● **WHAT IS ASKED**: Search the records for "JSON" and copy each line that holds it.

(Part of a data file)
— Begin —

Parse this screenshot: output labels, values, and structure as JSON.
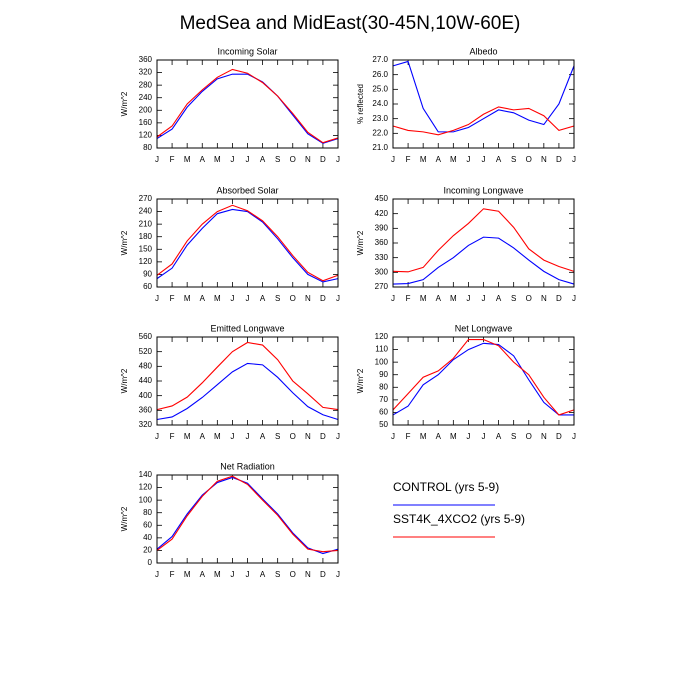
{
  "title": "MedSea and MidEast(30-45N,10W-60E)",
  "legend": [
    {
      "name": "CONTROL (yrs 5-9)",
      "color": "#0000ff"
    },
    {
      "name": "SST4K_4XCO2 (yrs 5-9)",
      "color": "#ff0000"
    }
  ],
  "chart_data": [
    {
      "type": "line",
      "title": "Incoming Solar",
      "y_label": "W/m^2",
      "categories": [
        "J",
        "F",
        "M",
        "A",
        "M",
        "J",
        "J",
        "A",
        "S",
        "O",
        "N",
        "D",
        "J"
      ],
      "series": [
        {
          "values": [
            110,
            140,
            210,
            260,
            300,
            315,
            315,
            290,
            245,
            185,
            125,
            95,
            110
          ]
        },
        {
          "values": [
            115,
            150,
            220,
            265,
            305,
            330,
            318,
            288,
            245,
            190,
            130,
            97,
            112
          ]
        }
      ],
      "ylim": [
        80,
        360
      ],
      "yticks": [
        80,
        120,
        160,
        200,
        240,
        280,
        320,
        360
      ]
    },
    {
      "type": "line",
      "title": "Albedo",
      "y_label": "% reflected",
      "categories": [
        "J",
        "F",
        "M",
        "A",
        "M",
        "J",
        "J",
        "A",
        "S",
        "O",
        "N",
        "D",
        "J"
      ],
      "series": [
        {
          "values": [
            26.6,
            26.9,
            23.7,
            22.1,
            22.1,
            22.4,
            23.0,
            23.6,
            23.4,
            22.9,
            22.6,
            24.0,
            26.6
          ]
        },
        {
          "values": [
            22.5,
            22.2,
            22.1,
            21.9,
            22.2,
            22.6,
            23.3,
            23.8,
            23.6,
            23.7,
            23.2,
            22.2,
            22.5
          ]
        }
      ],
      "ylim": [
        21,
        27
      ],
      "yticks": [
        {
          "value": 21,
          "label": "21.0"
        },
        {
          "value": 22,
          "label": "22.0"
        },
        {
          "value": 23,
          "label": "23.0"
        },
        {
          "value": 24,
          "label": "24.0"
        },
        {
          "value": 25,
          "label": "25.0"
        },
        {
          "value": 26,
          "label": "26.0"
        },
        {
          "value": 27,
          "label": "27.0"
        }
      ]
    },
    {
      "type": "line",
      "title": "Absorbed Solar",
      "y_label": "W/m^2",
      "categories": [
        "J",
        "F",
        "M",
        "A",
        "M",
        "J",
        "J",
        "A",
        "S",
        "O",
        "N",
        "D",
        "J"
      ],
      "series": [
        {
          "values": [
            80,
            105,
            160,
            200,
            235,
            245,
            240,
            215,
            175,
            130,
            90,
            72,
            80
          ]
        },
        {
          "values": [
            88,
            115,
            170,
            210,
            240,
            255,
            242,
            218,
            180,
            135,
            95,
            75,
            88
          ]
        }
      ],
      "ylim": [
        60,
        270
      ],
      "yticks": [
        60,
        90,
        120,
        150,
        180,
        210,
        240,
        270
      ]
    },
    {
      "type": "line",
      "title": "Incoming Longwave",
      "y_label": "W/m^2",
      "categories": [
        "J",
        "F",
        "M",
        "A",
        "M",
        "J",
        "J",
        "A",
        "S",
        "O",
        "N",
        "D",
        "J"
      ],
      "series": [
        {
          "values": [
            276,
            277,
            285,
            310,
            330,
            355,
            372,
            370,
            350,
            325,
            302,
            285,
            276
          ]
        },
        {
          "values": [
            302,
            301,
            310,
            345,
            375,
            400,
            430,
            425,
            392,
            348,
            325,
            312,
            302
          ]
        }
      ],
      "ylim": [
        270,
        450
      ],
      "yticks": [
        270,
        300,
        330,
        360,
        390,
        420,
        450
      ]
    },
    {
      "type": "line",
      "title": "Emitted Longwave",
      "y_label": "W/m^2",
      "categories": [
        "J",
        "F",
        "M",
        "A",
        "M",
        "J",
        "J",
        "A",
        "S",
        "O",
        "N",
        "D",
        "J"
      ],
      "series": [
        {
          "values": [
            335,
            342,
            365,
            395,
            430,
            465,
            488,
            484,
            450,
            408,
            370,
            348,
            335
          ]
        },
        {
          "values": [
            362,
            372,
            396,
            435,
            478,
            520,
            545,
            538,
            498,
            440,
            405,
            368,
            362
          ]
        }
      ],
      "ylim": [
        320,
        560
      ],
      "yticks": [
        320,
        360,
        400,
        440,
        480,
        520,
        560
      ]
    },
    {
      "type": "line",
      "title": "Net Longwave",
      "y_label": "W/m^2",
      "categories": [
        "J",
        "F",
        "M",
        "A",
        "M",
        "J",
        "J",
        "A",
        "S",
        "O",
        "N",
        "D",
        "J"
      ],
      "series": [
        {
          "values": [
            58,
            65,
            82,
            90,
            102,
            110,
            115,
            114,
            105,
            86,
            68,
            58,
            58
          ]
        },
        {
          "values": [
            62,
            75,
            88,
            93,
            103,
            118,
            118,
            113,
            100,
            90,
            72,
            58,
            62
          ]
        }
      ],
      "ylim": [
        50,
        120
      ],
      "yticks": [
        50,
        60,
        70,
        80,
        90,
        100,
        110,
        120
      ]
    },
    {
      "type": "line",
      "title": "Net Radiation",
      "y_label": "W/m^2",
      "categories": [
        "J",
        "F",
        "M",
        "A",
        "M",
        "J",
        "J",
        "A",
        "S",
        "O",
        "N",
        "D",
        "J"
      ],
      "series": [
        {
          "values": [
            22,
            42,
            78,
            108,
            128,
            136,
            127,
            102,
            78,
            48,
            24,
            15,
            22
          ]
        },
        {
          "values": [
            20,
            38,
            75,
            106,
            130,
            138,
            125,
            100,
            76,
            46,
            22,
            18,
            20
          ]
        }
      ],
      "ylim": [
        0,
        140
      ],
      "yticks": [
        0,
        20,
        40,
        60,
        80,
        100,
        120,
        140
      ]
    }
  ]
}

— End —
— Begin —

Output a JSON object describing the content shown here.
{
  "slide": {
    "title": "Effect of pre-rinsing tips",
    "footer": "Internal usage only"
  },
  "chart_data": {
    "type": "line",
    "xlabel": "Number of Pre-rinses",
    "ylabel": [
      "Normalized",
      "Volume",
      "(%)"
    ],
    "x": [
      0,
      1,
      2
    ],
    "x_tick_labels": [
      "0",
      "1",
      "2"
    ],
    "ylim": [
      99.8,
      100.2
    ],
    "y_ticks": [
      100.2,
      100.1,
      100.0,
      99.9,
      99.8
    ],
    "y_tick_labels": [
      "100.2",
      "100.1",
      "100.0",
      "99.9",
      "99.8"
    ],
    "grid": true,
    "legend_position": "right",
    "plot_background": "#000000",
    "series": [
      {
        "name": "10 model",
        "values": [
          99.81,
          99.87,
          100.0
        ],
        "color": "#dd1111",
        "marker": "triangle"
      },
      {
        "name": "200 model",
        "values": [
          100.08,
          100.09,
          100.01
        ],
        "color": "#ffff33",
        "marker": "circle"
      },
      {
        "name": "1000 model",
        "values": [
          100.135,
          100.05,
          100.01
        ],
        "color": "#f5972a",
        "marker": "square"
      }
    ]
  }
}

— End —

● **EXERCISE ANSWER**:
Parse this screenshot: output labels, values, and structure as JSON.
Output a JSON object describing the content shown here.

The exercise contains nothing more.